**RECORDS FOR THE EXERCISE**
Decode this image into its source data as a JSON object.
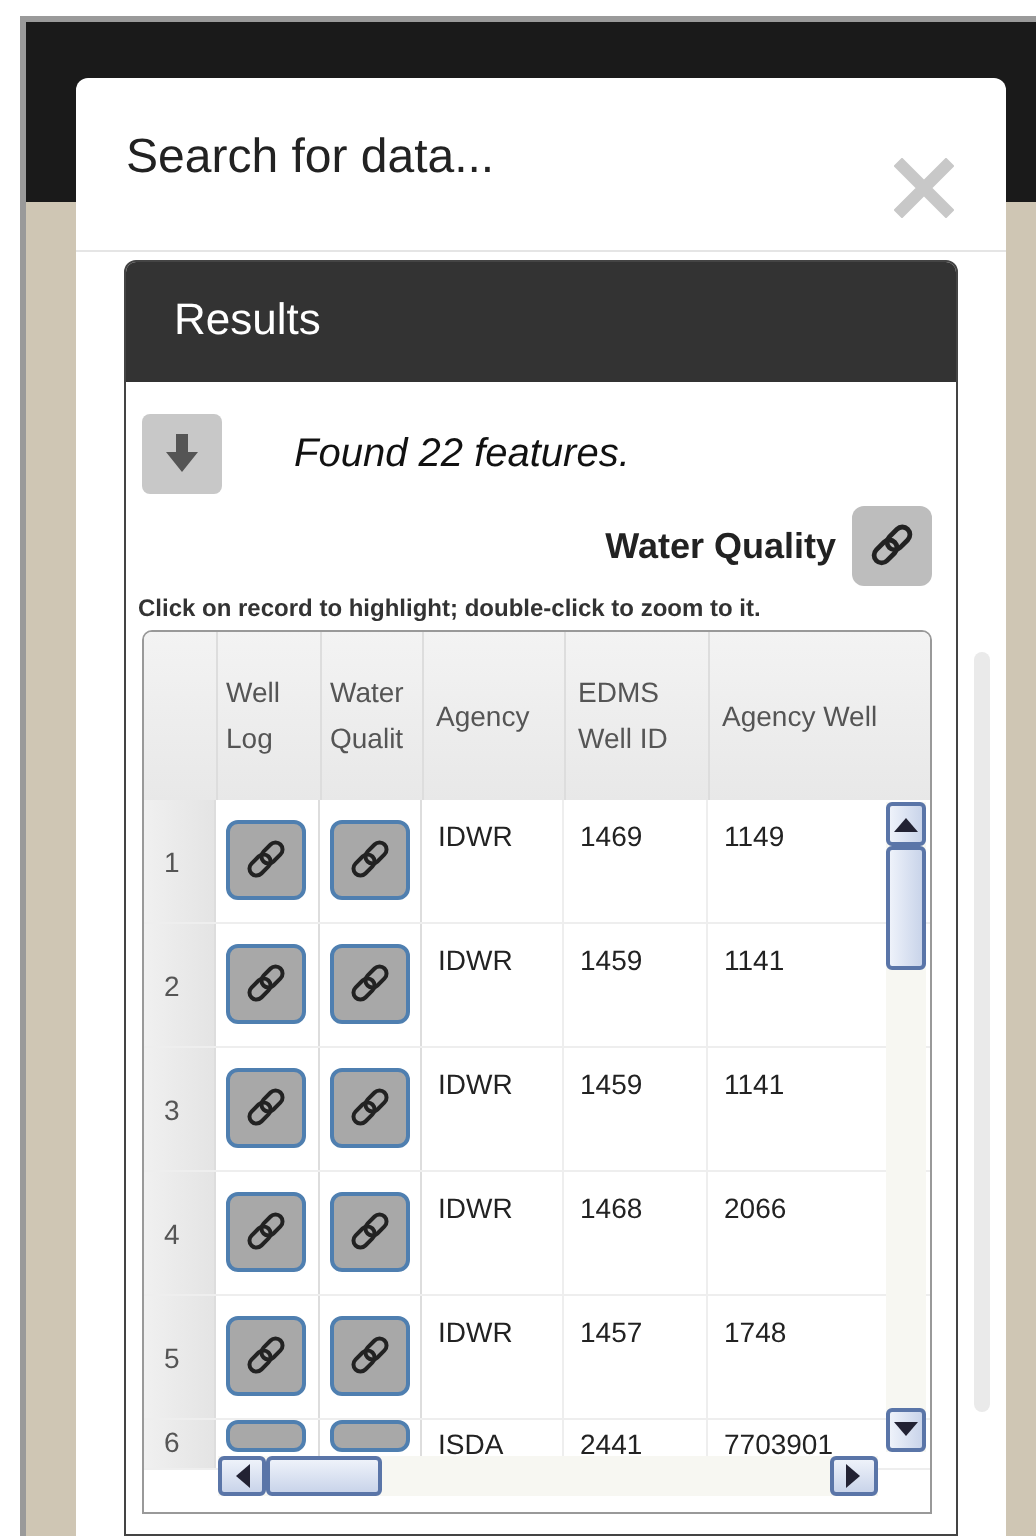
{
  "dialog": {
    "title": "Search for data..."
  },
  "results": {
    "title": "Results",
    "summary": "Found 22 features.",
    "link_label": "Water Quality",
    "instruction": "Click on record to highlight; double-click to zoom to it."
  },
  "table": {
    "columns": [
      {
        "label": "Well Log",
        "kind": "link"
      },
      {
        "label": "Water Qualit",
        "kind": "link"
      },
      {
        "label": "Agency",
        "kind": "text"
      },
      {
        "label": "EDMS Well ID",
        "kind": "text"
      },
      {
        "label": "Agency Well",
        "kind": "text"
      }
    ],
    "rows": [
      {
        "number": "1",
        "cells": [
          "",
          "",
          "IDWR",
          "1469",
          "1149"
        ]
      },
      {
        "number": "2",
        "cells": [
          "",
          "",
          "IDWR",
          "1459",
          "1141"
        ]
      },
      {
        "number": "3",
        "cells": [
          "",
          "",
          "IDWR",
          "1459",
          "1141"
        ]
      },
      {
        "number": "4",
        "cells": [
          "",
          "",
          "IDWR",
          "1468",
          "2066"
        ]
      },
      {
        "number": "5",
        "cells": [
          "",
          "",
          "IDWR",
          "1457",
          "1748"
        ]
      },
      {
        "number": "6",
        "cells": [
          "",
          "",
          "ISDA",
          "2441",
          "7703901"
        ]
      }
    ]
  }
}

**TASK STATEMENT**
Reproduce the material word for word. Any pictures should be left out of the copy.

**COMPLETE RESPONSE**
Decode this image into its source data as a JSON object.
{
  "dialog": {
    "title": "Search for data..."
  },
  "results": {
    "title": "Results",
    "summary": "Found 22 features.",
    "link_label": "Water Quality",
    "instruction": "Click on record to highlight; double-click to zoom to it."
  },
  "table": {
    "columns": [
      {
        "label": "Well Log",
        "kind": "link"
      },
      {
        "label": "Water Qualit",
        "kind": "link"
      },
      {
        "label": "Agency",
        "kind": "text"
      },
      {
        "label": "EDMS Well ID",
        "kind": "text"
      },
      {
        "label": "Agency Well",
        "kind": "text"
      }
    ],
    "rows": [
      {
        "number": "1",
        "cells": [
          "",
          "",
          "IDWR",
          "1469",
          "1149"
        ]
      },
      {
        "number": "2",
        "cells": [
          "",
          "",
          "IDWR",
          "1459",
          "1141"
        ]
      },
      {
        "number": "3",
        "cells": [
          "",
          "",
          "IDWR",
          "1459",
          "1141"
        ]
      },
      {
        "number": "4",
        "cells": [
          "",
          "",
          "IDWR",
          "1468",
          "2066"
        ]
      },
      {
        "number": "5",
        "cells": [
          "",
          "",
          "IDWR",
          "1457",
          "1748"
        ]
      },
      {
        "number": "6",
        "cells": [
          "",
          "",
          "ISDA",
          "2441",
          "7703901"
        ]
      }
    ]
  }
}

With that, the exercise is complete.